**REQUIREMENT**
Please write out the material that follows, exactly as it stands.

Saved entries
☆ ☆ ☆ ☆ ☆

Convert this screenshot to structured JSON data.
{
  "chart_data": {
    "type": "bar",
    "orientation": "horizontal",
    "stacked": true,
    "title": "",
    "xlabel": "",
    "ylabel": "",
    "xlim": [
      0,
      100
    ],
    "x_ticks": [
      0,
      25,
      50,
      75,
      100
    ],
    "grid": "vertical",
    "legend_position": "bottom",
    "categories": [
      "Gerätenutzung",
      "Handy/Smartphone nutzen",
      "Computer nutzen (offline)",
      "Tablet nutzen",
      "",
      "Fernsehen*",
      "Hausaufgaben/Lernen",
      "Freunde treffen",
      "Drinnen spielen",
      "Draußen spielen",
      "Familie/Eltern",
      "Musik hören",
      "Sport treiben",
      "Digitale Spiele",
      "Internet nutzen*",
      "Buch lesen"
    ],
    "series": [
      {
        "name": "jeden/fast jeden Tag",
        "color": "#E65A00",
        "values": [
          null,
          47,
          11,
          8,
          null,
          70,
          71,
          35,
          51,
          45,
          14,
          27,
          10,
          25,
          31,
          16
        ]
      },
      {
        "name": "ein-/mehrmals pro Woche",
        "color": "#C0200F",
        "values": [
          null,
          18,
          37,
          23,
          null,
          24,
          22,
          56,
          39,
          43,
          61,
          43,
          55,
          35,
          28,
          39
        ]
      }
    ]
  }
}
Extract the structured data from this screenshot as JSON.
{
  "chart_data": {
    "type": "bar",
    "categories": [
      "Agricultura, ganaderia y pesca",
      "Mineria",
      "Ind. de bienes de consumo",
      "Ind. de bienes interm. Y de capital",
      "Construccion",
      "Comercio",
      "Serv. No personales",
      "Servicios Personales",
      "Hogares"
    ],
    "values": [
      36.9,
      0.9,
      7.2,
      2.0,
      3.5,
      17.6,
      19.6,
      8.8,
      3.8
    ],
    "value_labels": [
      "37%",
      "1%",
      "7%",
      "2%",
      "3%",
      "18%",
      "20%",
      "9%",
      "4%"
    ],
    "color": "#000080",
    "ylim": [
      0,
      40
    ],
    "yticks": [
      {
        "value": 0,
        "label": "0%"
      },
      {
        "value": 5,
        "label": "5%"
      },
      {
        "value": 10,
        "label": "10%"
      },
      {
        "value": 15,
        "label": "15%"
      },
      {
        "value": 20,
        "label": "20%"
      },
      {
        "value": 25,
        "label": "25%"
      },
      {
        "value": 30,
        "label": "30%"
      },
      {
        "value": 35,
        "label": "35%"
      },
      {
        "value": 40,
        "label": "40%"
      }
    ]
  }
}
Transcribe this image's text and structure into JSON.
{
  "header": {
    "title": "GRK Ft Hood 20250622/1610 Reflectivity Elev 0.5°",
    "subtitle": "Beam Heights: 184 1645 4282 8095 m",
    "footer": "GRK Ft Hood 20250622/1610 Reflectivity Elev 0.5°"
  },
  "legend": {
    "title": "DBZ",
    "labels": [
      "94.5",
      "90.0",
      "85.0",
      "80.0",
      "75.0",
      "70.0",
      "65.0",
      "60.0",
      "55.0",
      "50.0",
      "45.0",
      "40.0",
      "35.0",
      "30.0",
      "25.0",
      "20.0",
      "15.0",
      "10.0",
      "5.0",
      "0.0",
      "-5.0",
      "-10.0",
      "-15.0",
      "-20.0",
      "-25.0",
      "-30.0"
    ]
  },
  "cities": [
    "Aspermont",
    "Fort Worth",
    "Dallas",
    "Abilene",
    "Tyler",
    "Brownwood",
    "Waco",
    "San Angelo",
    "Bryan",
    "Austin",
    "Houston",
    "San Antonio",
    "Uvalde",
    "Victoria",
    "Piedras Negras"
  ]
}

☆ ☆ ☆ ☆ ☆

**TASK SOLUTION**
Convert this screenshot to structured JSON data.
{
  "chart_data": {
    "type": "bar",
    "orientation": "horizontal",
    "stacked": true,
    "title": "",
    "xlabel": "",
    "ylabel": "",
    "xlim": [
      0,
      100
    ],
    "x_ticks": [
      0,
      25,
      50,
      75,
      100
    ],
    "grid": "vertical",
    "legend_position": "bottom",
    "categories": [
      "Gerätenutzung",
      "Handy/Smartphone nutzen",
      "Computer nutzen (offline)",
      "Tablet nutzen",
      "",
      "Fernsehen*",
      "Hausaufgaben/Lernen",
      "Freunde treffen",
      "Drinnen spielen",
      "Draußen spielen",
      "Familie/Eltern",
      "Musik hören",
      "Sport treiben",
      "Digitale Spiele",
      "Internet nutzen*",
      "Buch lesen"
    ],
    "series": [
      {
        "name": "jeden/fast jeden Tag",
        "color": "#E65A00",
        "values": [
          null,
          47,
          11,
          8,
          null,
          70,
          71,
          35,
          51,
          45,
          14,
          27,
          10,
          25,
          31,
          16
        ]
      },
      {
        "name": "ein-/mehrmals pro Woche",
        "color": "#C0200F",
        "values": [
          null,
          18,
          37,
          23,
          null,
          24,
          22,
          56,
          39,
          43,
          61,
          43,
          55,
          35,
          28,
          39
        ]
      }
    ]
  }
}
Extract the structured data from this screenshot as JSON.
{
  "chart_data": {
    "type": "bar",
    "categories": [
      "Agricultura, ganaderia y pesca",
      "Mineria",
      "Ind. de bienes de consumo",
      "Ind. de bienes interm. Y de capital",
      "Construccion",
      "Comercio",
      "Serv. No personales",
      "Servicios Personales",
      "Hogares"
    ],
    "values": [
      36.9,
      0.9,
      7.2,
      2.0,
      3.5,
      17.6,
      19.6,
      8.8,
      3.8
    ],
    "value_labels": [
      "37%",
      "1%",
      "7%",
      "2%",
      "3%",
      "18%",
      "20%",
      "9%",
      "4%"
    ],
    "color": "#000080",
    "ylim": [
      0,
      40
    ],
    "yticks": [
      {
        "value": 0,
        "label": "0%"
      },
      {
        "value": 5,
        "label": "5%"
      },
      {
        "value": 10,
        "label": "10%"
      },
      {
        "value": 15,
        "label": "15%"
      },
      {
        "value": 20,
        "label": "20%"
      },
      {
        "value": 25,
        "label": "25%"
      },
      {
        "value": 30,
        "label": "30%"
      },
      {
        "value": 35,
        "label": "35%"
      },
      {
        "value": 40,
        "label": "40%"
      }
    ]
  }
}
Transcribe this image's text and structure into JSON.
{
  "header": {
    "title": "GRK Ft Hood 20250622/1610 Reflectivity Elev 0.5°",
    "subtitle": "Beam Heights: 184 1645 4282 8095 m",
    "footer": "GRK Ft Hood 20250622/1610 Reflectivity Elev 0.5°"
  },
  "legend": {
    "title": "DBZ",
    "labels": [
      "94.5",
      "90.0",
      "85.0",
      "80.0",
      "75.0",
      "70.0",
      "65.0",
      "60.0",
      "55.0",
      "50.0",
      "45.0",
      "40.0",
      "35.0",
      "30.0",
      "25.0",
      "20.0",
      "15.0",
      "10.0",
      "5.0",
      "0.0",
      "-5.0",
      "-10.0",
      "-15.0",
      "-20.0",
      "-25.0",
      "-30.0"
    ]
  },
  "cities": [
    "Aspermont",
    "Fort Worth",
    "Dallas",
    "Abilene",
    "Tyler",
    "Brownwood",
    "Waco",
    "San Angelo",
    "Bryan",
    "Austin",
    "Houston",
    "San Antonio",
    "Uvalde",
    "Victoria",
    "Piedras Negras"
  ]
}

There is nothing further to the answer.